Prompt:
State only how many lines below include the string "запись".

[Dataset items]
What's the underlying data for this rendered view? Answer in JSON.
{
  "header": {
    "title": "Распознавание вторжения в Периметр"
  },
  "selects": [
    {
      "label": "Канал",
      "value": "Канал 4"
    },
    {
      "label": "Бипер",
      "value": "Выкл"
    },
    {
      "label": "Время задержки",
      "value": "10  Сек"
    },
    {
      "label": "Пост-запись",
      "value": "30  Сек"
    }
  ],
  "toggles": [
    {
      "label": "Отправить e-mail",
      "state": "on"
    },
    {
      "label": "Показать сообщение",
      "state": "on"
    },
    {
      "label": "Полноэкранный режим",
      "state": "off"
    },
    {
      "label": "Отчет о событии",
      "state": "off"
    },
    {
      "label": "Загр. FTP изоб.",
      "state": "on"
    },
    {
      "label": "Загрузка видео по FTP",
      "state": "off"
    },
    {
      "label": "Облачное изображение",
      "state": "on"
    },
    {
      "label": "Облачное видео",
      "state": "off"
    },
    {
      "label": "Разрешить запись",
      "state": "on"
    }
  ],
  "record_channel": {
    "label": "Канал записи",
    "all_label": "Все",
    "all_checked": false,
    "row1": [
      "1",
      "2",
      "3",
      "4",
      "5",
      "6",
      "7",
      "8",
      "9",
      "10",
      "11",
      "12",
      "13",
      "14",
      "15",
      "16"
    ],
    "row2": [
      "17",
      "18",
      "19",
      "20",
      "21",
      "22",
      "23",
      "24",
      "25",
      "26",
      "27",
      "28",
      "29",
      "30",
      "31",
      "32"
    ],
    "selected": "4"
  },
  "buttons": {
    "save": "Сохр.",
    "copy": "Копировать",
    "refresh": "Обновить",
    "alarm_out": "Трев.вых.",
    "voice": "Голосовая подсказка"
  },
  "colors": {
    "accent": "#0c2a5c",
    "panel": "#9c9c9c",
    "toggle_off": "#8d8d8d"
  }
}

Result of this exercise:
2